# [What is required]
Check each line of the material below, and copy it if it holds the string "bounding".

%%

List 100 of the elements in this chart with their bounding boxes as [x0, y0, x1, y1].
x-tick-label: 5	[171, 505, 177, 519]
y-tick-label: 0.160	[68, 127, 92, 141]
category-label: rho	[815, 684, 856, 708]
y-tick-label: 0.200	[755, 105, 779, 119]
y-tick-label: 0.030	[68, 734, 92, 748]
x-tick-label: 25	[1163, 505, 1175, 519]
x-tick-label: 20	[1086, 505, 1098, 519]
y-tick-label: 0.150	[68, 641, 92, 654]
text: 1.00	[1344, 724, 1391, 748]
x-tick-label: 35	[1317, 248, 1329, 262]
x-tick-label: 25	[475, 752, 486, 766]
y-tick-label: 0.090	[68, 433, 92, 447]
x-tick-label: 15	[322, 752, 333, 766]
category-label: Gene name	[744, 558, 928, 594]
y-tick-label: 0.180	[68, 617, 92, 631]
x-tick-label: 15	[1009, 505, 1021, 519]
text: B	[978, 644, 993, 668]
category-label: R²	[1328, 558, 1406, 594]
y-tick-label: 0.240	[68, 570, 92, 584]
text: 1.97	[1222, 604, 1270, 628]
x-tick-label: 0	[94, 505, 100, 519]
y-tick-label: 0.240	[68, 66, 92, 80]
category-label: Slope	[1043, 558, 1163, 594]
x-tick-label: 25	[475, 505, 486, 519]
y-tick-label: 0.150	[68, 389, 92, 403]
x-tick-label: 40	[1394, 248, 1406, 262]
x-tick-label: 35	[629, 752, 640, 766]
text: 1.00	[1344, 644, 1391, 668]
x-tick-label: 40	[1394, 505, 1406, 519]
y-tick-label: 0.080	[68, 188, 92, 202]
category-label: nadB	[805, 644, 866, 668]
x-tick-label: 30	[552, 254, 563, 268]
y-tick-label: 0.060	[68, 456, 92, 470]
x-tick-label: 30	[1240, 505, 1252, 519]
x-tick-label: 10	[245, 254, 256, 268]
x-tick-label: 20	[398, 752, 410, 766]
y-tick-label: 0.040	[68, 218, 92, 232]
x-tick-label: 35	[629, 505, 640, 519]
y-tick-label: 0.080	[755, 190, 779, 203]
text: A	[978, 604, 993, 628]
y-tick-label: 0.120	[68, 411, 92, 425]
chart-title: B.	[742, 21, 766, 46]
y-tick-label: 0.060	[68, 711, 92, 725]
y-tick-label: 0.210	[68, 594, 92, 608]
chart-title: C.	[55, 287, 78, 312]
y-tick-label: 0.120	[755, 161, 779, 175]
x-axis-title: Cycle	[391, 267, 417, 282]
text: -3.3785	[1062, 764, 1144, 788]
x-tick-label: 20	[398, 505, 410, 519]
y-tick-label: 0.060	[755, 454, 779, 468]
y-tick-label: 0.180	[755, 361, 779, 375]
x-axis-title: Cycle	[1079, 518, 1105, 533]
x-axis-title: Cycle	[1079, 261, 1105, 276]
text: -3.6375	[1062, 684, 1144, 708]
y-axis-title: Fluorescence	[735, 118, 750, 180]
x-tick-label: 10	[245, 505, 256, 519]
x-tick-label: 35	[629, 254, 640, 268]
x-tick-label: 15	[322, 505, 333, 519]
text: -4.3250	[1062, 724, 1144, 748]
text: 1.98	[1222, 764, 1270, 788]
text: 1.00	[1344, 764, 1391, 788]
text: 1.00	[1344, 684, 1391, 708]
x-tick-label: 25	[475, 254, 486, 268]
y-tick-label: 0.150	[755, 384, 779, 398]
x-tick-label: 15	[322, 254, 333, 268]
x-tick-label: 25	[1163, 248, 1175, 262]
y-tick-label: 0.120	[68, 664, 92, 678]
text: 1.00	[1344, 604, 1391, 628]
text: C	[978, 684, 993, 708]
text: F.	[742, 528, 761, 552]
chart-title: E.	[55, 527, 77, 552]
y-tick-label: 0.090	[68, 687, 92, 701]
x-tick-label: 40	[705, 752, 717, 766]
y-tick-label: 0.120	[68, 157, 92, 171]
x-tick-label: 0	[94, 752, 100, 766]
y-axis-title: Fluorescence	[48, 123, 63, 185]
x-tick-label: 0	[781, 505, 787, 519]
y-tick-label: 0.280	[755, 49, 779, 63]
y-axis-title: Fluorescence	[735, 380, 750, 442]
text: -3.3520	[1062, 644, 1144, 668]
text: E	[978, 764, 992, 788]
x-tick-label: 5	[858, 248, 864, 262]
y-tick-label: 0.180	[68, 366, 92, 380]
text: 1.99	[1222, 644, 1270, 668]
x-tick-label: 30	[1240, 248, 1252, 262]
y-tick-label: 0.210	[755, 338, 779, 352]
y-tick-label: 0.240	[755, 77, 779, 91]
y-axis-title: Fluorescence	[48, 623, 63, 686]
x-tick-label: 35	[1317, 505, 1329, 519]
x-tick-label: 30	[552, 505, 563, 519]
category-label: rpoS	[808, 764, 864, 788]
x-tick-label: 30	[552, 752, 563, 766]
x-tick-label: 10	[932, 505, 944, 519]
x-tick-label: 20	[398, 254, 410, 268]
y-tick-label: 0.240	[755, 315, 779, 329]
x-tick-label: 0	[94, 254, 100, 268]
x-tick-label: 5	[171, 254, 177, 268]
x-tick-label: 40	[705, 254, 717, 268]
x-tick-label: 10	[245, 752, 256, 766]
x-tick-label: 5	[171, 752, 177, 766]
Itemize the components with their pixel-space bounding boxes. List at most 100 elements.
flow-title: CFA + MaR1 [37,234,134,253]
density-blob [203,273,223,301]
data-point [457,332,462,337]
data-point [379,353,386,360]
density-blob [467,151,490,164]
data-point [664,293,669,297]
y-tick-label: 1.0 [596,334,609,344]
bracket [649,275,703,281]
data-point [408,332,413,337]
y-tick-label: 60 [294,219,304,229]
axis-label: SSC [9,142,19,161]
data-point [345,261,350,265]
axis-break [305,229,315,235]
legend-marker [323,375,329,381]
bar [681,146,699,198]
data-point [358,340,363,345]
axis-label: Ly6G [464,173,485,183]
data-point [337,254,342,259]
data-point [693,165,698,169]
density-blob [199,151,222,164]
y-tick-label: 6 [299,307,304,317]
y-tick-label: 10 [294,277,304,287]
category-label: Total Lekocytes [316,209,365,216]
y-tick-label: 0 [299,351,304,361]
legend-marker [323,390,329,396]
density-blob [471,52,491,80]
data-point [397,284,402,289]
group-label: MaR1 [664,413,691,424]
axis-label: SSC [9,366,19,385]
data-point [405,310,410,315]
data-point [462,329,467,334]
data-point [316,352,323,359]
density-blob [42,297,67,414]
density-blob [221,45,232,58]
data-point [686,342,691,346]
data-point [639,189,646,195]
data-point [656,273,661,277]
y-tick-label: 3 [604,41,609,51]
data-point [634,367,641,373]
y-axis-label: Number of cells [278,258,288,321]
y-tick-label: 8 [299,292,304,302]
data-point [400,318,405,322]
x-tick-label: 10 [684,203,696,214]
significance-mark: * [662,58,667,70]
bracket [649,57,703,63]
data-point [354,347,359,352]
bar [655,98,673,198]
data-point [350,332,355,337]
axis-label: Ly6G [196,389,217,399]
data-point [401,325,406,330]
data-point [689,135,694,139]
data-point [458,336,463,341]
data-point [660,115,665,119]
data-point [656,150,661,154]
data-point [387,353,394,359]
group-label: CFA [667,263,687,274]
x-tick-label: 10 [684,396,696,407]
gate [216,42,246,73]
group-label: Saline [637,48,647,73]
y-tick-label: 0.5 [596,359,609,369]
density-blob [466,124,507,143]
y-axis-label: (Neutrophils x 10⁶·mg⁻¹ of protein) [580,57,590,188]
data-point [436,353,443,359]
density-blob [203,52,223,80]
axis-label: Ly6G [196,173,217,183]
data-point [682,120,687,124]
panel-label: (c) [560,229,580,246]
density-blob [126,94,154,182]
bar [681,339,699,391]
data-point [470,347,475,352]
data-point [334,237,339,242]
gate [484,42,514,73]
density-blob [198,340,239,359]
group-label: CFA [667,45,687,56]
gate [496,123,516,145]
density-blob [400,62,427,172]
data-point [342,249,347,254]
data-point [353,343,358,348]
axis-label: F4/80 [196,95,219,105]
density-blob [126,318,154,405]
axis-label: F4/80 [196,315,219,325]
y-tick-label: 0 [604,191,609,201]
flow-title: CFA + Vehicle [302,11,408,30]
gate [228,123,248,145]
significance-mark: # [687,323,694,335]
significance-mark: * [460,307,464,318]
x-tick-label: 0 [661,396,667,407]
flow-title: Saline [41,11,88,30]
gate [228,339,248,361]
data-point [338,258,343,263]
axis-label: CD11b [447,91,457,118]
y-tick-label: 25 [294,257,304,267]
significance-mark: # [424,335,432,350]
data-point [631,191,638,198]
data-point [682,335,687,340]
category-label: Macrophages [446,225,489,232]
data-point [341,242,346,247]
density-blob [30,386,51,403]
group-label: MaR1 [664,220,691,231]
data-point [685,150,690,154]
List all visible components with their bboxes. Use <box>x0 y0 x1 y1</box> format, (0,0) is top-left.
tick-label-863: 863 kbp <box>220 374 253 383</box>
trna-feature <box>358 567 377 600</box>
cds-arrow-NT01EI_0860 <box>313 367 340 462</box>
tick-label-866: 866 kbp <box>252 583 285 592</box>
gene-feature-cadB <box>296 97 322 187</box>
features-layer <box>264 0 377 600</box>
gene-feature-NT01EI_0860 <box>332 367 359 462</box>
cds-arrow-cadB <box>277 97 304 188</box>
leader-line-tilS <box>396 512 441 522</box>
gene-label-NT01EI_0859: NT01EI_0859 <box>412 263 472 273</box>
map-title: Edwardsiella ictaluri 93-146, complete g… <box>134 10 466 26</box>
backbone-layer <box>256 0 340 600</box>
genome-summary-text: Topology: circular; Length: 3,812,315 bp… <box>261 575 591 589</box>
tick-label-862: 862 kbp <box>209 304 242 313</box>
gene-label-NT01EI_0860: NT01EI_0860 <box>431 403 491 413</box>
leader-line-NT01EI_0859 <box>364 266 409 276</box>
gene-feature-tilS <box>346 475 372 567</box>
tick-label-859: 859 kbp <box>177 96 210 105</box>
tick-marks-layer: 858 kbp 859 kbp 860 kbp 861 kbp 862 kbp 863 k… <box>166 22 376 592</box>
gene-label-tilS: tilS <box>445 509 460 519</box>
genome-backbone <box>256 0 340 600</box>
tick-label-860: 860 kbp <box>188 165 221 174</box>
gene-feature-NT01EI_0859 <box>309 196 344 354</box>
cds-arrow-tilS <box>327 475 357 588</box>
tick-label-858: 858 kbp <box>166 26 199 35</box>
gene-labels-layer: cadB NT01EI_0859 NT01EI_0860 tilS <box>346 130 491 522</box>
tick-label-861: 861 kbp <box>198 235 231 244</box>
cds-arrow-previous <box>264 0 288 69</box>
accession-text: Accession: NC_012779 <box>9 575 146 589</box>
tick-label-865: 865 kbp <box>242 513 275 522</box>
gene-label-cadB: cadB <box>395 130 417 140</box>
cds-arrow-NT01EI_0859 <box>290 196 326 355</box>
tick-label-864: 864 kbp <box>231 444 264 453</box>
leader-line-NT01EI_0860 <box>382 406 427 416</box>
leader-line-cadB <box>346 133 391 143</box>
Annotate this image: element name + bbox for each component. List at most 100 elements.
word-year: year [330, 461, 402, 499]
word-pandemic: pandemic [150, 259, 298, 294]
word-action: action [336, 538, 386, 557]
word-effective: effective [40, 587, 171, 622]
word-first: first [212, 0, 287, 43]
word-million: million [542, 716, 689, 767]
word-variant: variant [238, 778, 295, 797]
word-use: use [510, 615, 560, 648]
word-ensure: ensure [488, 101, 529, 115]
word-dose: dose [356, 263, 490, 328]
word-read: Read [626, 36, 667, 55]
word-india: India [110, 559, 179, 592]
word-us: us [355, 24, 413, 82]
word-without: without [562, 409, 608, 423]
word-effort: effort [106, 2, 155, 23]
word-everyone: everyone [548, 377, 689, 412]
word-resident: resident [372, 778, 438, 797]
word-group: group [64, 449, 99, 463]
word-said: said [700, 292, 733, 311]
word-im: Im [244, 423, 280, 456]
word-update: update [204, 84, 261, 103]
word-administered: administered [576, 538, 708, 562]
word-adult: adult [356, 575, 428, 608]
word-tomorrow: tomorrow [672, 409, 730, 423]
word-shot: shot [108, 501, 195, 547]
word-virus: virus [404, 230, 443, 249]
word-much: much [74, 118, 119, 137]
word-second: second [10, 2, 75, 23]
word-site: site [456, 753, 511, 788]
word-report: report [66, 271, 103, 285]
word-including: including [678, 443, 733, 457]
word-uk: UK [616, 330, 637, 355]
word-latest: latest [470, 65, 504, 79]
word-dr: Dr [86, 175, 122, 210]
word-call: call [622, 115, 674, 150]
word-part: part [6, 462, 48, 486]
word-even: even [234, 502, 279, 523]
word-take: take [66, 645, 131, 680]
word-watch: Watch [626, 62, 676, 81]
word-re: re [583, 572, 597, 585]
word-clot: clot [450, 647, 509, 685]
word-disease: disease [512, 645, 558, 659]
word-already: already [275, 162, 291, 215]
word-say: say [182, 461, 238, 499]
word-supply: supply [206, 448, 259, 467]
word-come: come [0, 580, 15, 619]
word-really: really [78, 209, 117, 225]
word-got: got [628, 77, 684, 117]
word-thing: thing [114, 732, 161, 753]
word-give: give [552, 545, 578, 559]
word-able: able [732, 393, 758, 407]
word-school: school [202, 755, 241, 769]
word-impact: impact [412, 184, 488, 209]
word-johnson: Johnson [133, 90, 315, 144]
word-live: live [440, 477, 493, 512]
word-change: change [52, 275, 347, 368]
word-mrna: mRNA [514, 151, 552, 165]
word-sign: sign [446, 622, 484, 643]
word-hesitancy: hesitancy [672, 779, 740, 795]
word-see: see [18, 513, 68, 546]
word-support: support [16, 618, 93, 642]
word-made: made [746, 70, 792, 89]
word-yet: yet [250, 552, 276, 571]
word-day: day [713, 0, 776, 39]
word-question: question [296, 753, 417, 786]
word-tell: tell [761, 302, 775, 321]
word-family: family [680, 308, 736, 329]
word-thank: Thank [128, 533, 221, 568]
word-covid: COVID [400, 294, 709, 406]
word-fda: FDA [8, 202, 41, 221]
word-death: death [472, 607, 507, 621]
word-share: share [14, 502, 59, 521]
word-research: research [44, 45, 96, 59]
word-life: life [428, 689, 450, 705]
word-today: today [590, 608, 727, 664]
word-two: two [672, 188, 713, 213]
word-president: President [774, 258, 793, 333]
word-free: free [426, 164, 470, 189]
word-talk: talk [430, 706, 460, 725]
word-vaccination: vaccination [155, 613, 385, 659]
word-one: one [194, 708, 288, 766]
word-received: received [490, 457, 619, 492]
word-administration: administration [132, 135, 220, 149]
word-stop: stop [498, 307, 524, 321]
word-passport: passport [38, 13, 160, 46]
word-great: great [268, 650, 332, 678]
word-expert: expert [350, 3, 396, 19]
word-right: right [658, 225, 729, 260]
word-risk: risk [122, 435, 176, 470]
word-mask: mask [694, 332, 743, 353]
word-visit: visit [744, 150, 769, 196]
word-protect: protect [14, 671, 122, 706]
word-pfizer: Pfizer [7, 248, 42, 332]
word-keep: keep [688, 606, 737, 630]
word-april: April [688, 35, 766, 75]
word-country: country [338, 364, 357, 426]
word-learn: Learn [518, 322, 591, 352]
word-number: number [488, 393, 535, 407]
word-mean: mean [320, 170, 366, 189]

%%

# [Task solution]
List 100 of the elements in this chart with their bounding boxes as [x0, y0, x1, y1].
Itemize the components with their pixel-space bounding boxes. List at most 100 elements.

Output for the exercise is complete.